* _Work required_: Gather the lines below that include the string "government", copying each in full.

(Records contained in a dataset)
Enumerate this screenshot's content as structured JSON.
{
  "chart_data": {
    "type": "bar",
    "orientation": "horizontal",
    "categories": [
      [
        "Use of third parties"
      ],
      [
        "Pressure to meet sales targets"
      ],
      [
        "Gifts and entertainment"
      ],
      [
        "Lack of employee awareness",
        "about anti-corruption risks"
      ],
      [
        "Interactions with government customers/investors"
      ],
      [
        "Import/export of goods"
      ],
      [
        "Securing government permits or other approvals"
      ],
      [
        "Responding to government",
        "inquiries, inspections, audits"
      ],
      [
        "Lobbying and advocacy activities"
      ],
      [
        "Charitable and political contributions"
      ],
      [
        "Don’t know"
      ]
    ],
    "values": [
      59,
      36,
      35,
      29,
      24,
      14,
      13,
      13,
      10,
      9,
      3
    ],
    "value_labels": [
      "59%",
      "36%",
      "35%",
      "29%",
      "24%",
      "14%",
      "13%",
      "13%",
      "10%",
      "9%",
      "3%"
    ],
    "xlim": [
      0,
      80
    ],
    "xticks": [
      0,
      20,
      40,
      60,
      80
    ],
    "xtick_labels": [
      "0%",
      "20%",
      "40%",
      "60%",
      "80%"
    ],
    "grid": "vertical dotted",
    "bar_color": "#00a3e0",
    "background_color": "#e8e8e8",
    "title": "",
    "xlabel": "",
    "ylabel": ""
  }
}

* _Answer for this exercise_:
        "Interactions with government customers/investors"
        "Securing government permits or other approvals"
        "Responding to government",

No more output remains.